> [DATASET CONTENT]

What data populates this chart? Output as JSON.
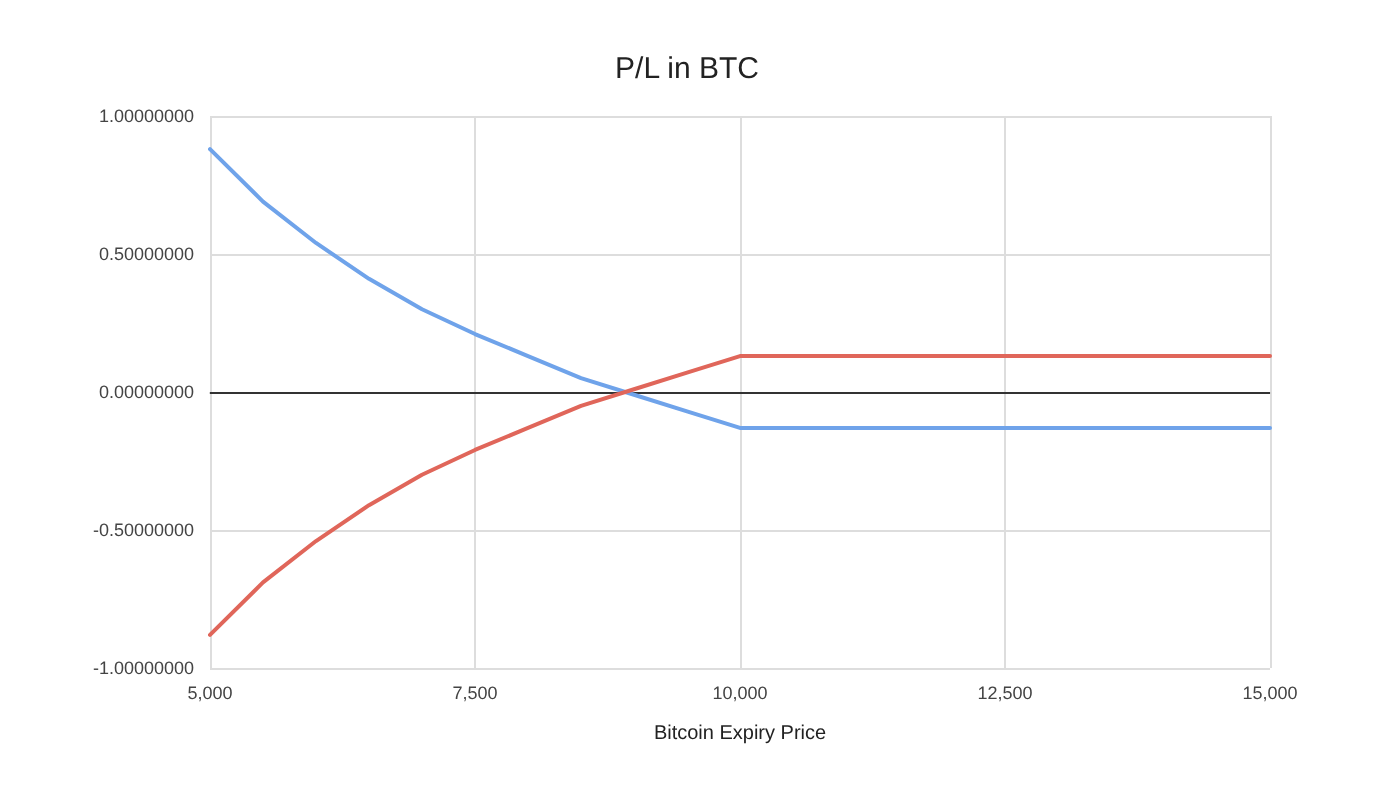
{
  "chart_data": {
    "type": "line",
    "title": "P/L in BTC",
    "xlabel": "Bitcoin Expiry Price",
    "x": [
      5000,
      5500,
      6000,
      6500,
      7000,
      7500,
      8000,
      8500,
      9000,
      9500,
      10000,
      15000
    ],
    "series": [
      {
        "color": "#6fa3ea",
        "values": [
          0.88,
          0.69,
          0.54,
          0.41,
          0.3,
          0.21,
          0.13,
          0.05,
          -0.01,
          -0.07,
          -0.13,
          -0.13
        ]
      },
      {
        "color": "#e0665a",
        "values": [
          -0.88,
          -0.69,
          -0.54,
          -0.41,
          -0.3,
          -0.21,
          -0.13,
          -0.05,
          0.01,
          0.07,
          0.13,
          0.13
        ]
      }
    ],
    "xlim": [
      5000,
      15000
    ],
    "xticks": [
      {
        "value": 5000,
        "label": "5,000"
      },
      {
        "value": 7500,
        "label": "7,500"
      },
      {
        "value": 10000,
        "label": "10,000"
      },
      {
        "value": 12500,
        "label": "12,500"
      },
      {
        "value": 15000,
        "label": "15,000"
      }
    ],
    "ylim": [
      -1,
      1
    ],
    "yticks": [
      {
        "value": -1,
        "label": "-1.00000000"
      },
      {
        "value": -0.5,
        "label": "-0.50000000"
      },
      {
        "value": 0,
        "label": "0.00000000"
      },
      {
        "value": 0.5,
        "label": "0.50000000"
      },
      {
        "value": 1,
        "label": "1.00000000"
      }
    ],
    "ref_lines": [
      {
        "axis": "y",
        "value": 0,
        "color": "#333333"
      }
    ],
    "grid": true,
    "marker": "none",
    "line_style": "solid"
  }
}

> [PROBLEM TO SOLVE]
Work out how many lines of the data above hold the word "color", and write only the count.

> [RESPONSE FOR THIS EXERCISE]
3